WRITTEN REQUEST
Locate every line below that contains the word "this" and copy it.

============

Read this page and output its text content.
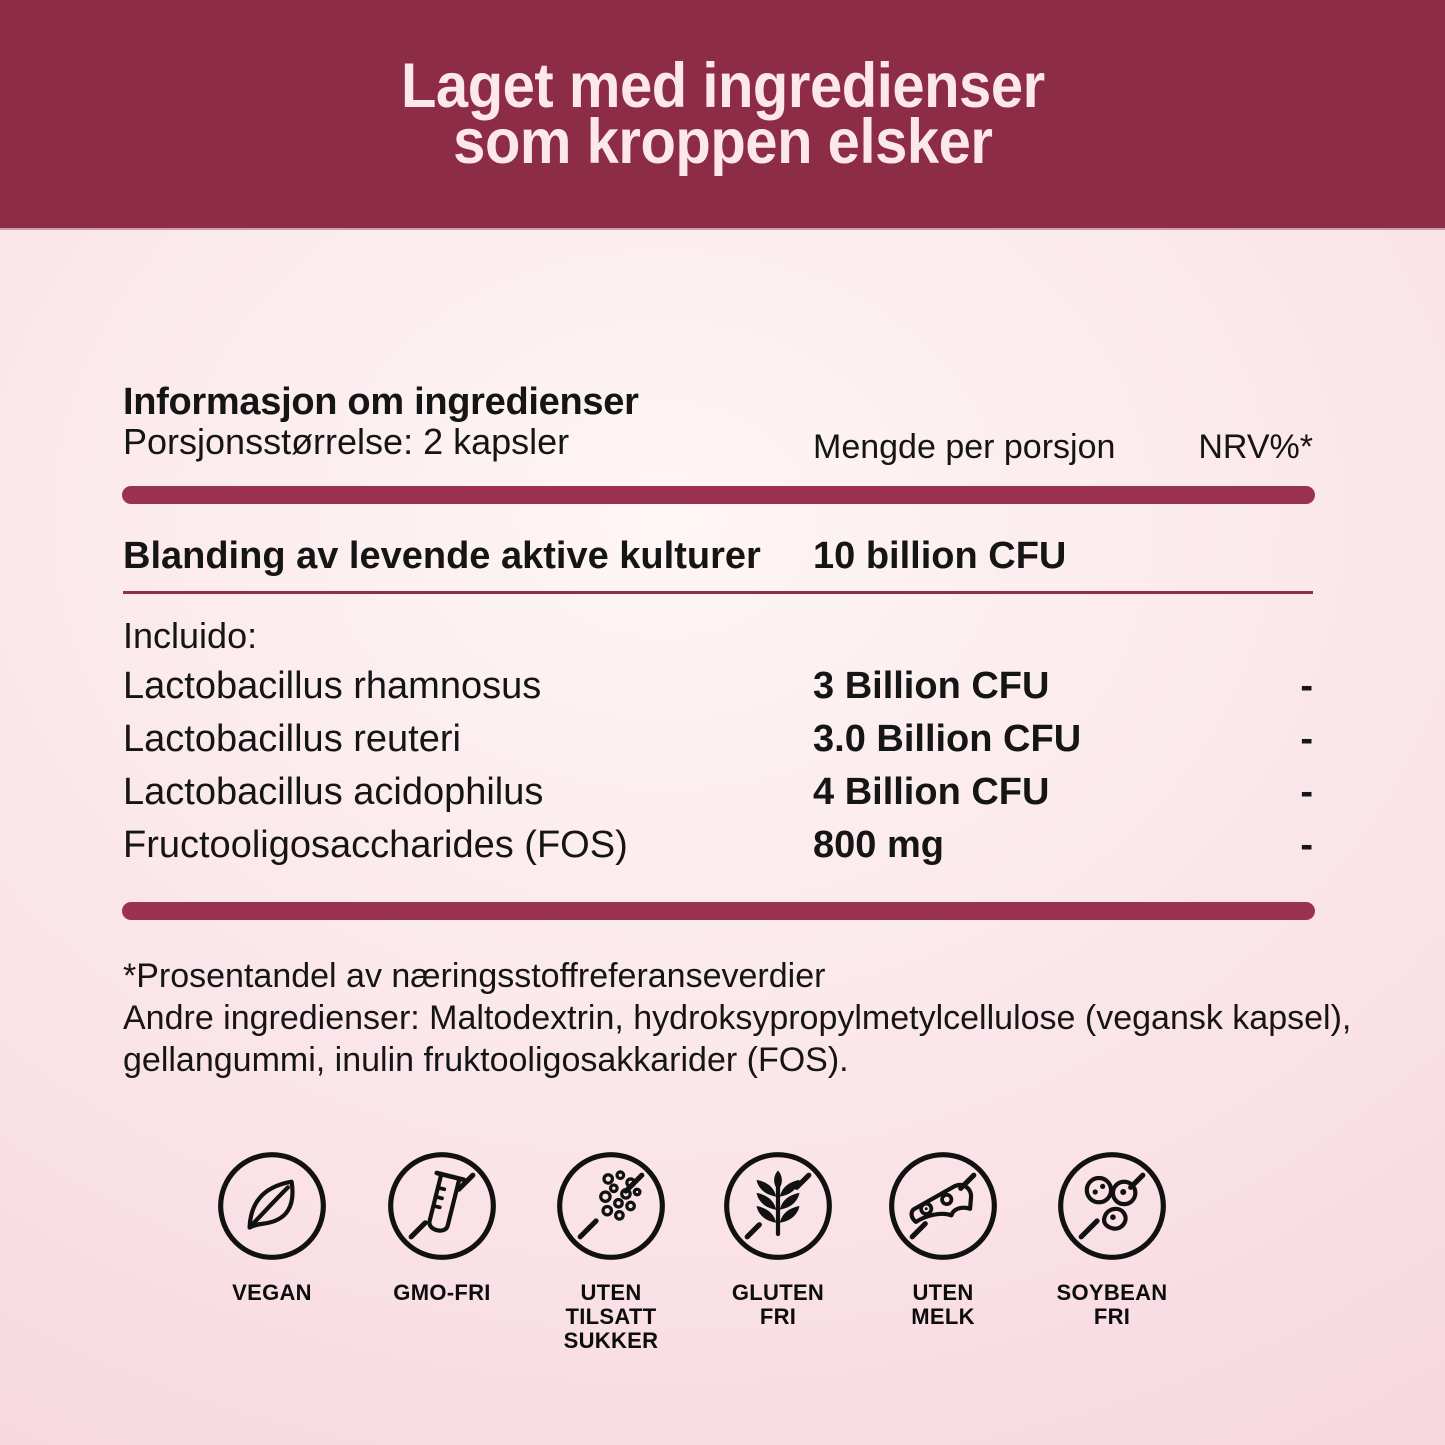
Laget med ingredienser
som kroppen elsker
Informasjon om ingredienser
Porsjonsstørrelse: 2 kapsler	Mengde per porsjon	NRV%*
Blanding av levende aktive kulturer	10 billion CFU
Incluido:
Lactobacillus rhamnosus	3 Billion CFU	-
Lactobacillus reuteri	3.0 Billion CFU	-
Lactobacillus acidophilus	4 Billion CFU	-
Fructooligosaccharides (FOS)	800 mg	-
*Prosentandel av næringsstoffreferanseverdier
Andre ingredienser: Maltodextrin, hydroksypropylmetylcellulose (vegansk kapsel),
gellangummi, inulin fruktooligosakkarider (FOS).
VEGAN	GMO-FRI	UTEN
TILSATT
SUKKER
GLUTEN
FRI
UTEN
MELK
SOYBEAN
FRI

============

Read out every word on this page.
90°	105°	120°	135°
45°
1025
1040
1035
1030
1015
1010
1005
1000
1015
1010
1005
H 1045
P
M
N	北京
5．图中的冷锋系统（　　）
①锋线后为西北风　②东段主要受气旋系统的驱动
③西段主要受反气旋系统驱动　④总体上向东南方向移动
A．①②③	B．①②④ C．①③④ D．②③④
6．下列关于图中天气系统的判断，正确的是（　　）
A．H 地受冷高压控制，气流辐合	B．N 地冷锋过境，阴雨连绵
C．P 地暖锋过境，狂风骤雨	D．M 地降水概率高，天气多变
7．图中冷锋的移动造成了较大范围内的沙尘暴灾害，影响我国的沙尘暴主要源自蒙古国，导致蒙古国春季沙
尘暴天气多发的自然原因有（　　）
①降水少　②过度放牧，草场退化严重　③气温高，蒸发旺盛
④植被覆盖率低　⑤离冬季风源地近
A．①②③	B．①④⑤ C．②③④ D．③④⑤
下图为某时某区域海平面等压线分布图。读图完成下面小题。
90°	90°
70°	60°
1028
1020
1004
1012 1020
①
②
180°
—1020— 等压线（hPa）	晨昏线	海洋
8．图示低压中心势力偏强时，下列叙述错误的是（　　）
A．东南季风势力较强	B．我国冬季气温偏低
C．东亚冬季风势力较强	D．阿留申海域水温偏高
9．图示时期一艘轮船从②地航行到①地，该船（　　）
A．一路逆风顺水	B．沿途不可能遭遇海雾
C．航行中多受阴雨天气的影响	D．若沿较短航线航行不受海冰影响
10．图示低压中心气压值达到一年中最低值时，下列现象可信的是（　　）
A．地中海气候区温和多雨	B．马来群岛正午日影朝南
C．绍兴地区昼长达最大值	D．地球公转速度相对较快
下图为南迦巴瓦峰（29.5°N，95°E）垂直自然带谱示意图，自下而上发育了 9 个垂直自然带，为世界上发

============

SOLUTION
Read this page and output its text content.
Read out every word on this page.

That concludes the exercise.